▶ **YOUR OBJECTIVE**: The line containing "Transcribe this chart's" marks the start; extract exactly from it through the last line of the entries, and omit any pictures.

(Data listing)

⁂

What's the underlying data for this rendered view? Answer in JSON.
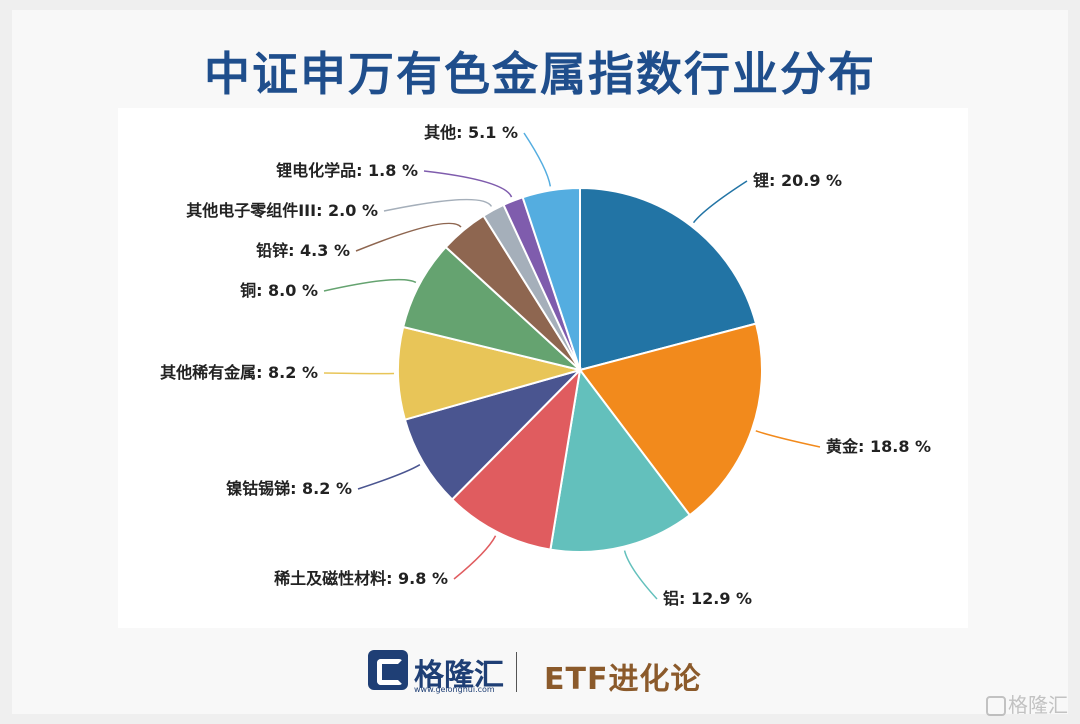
{
  "page": {
    "title": "中证申万有色金属指数行业分布"
  },
  "chart_data": {
    "type": "pie",
    "title": "中证申万有色金属指数行业分布",
    "unit": "%",
    "slices": [
      {
        "label": "锂",
        "value": 20.9,
        "color": "#2274a5"
      },
      {
        "label": "黄金",
        "value": 18.8,
        "color": "#f28a1c"
      },
      {
        "label": "铝",
        "value": 12.9,
        "color": "#63c0bc"
      },
      {
        "label": "稀土及磁性材料",
        "value": 9.8,
        "color": "#e05c5f"
      },
      {
        "label": "镍钴锡锑",
        "value": 8.2,
        "color": "#4a5590"
      },
      {
        "label": "其他稀有金属",
        "value": 8.2,
        "color": "#e8c558"
      },
      {
        "label": "铜",
        "value": 8.0,
        "color": "#65a370"
      },
      {
        "label": "铅锌",
        "value": 4.3,
        "color": "#8e6650"
      },
      {
        "label": "其他电子零组件III",
        "value": 2.0,
        "color": "#a5afba"
      },
      {
        "label": "锂电化学品",
        "value": 1.8,
        "color": "#7f5cad"
      },
      {
        "label": "其他",
        "value": 5.1,
        "color": "#54ade0"
      }
    ],
    "data_labels": [
      "锂: 20.9 %",
      "黄金: 18.8 %",
      "铝: 12.9 %",
      "稀土及磁性材料: 9.8 %",
      "镍钴锡锑: 8.2 %",
      "其他稀有金属: 8.2 %",
      "铜: 8.0 %",
      "铅锌: 4.3 %",
      "其他电子零组件III: 2.0 %",
      "锂电化学品: 1.8 %",
      "其他: 5.1 %"
    ]
  },
  "footer": {
    "logo_name": "格隆汇",
    "logo_url": "www.gelonghui.com",
    "brand_text": "ETF进化论",
    "watermark": "格隆汇"
  }
}
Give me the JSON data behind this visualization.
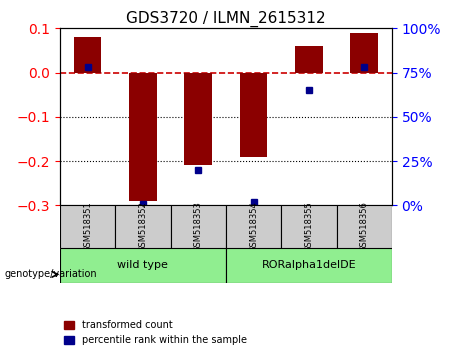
{
  "title": "GDS3720 / ILMN_2615312",
  "samples": [
    "GSM518351",
    "GSM518352",
    "GSM518353",
    "GSM518354",
    "GSM518355",
    "GSM518356"
  ],
  "transformed_count": [
    0.08,
    -0.29,
    -0.21,
    -0.19,
    0.06,
    0.09
  ],
  "percentile_rank": [
    78,
    1,
    20,
    2,
    65,
    78
  ],
  "groups": [
    {
      "label": "wild type",
      "indices": [
        0,
        1,
        2
      ],
      "color": "#90EE90"
    },
    {
      "label": "RORalpha1delDE",
      "indices": [
        3,
        4,
        5
      ],
      "color": "#90EE90"
    }
  ],
  "group_colors": [
    "#90EE90",
    "#90EE90"
  ],
  "ylim_left": [
    -0.3,
    0.1
  ],
  "ylim_right": [
    0,
    100
  ],
  "yticks_left": [
    -0.3,
    -0.2,
    -0.1,
    0.0,
    0.1
  ],
  "yticks_right": [
    0,
    25,
    50,
    75,
    100
  ],
  "bar_color": "#8B0000",
  "dot_color": "#00008B",
  "zero_line_color": "#CC0000",
  "grid_color": "black",
  "bg_color": "white",
  "sample_box_color": "#CCCCCC",
  "legend_red_label": "transformed count",
  "legend_blue_label": "percentile rank within the sample",
  "genotype_label": "genotype/variation"
}
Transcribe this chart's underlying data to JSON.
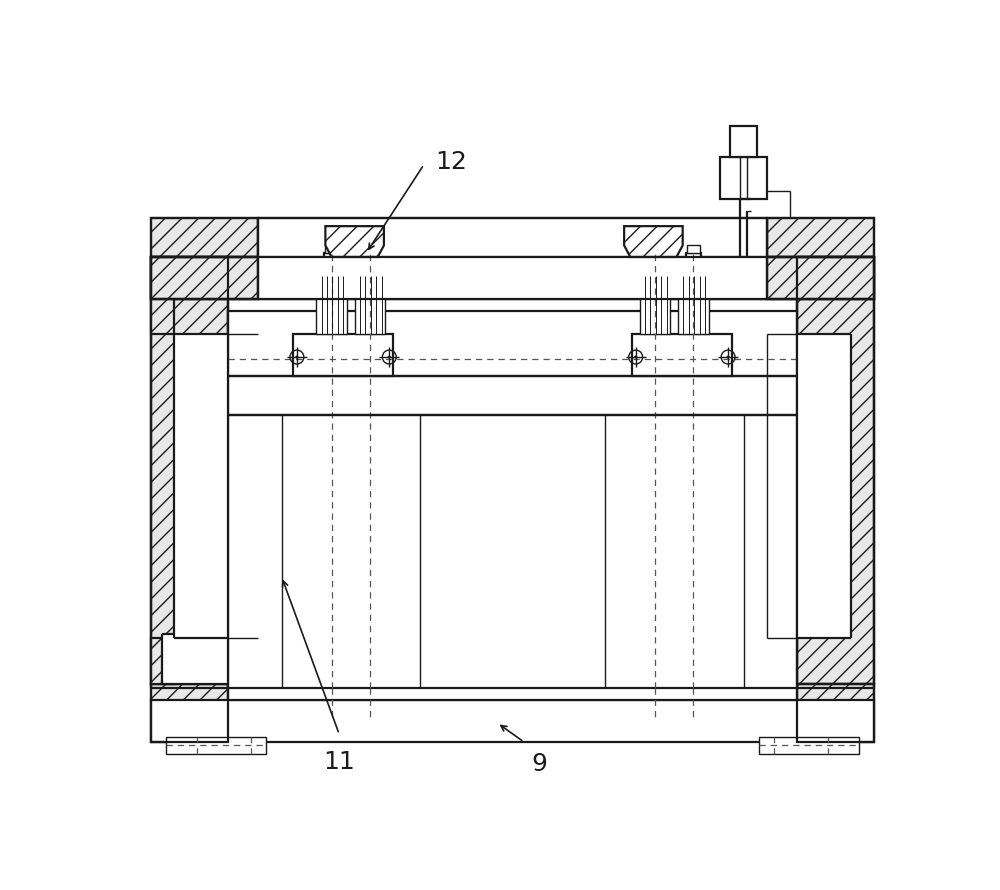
{
  "bg_color": "#ffffff",
  "lc": "#1a1a1a",
  "lw_main": 1.6,
  "lw_thin": 1.0,
  "figsize": [
    10.0,
    8.9
  ],
  "dpi": 100,
  "labels": {
    "12": [
      395,
      815
    ],
    "11": [
      275,
      60
    ],
    "9": [
      520,
      55
    ]
  }
}
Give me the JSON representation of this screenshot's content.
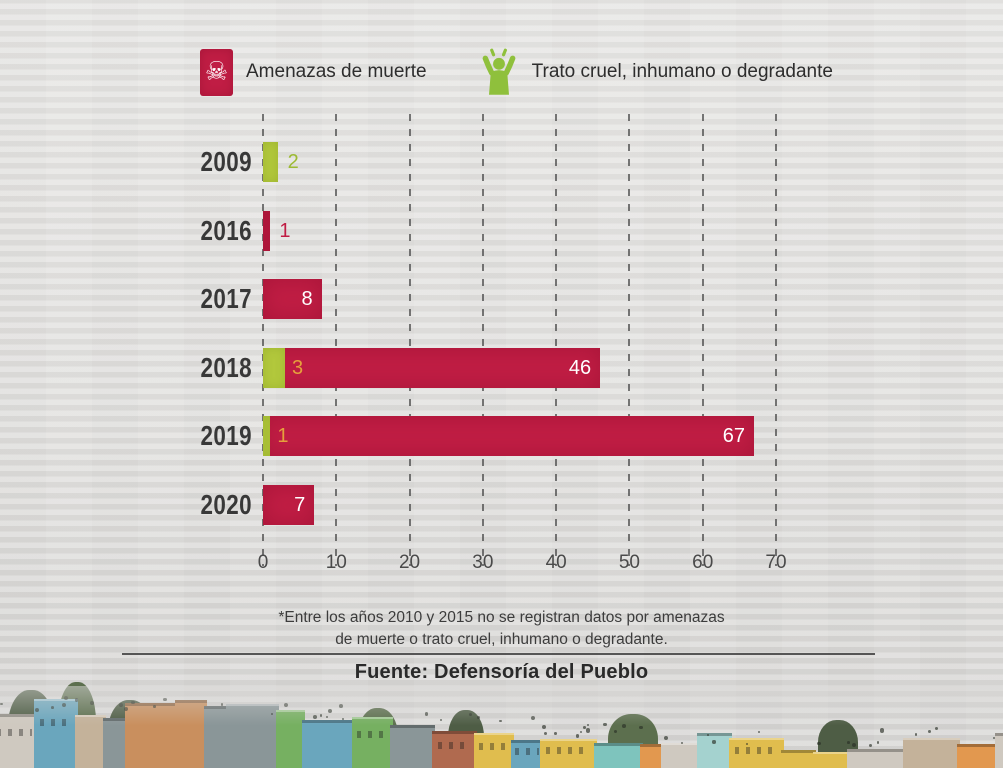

⁂

▶ **IN RESPONSE**:
Transcribe this chart's underlying data to JSON.
{
  "bg_color": "#ffffff",
  "lc": "#1a1a1a",
  "lw_main": 1.6,
  "lw_thin": 1.0,
  "figsize": [
    10.0,
    8.9
  ],
  "dpi": 100,
  "labels": {
    "12": [
      395,
      815
    ],
    "11": [
      275,
      60
    ],
    "9": [
      520,
      55
    ]
  }
}
Give me the JSON representation of this screenshot's content.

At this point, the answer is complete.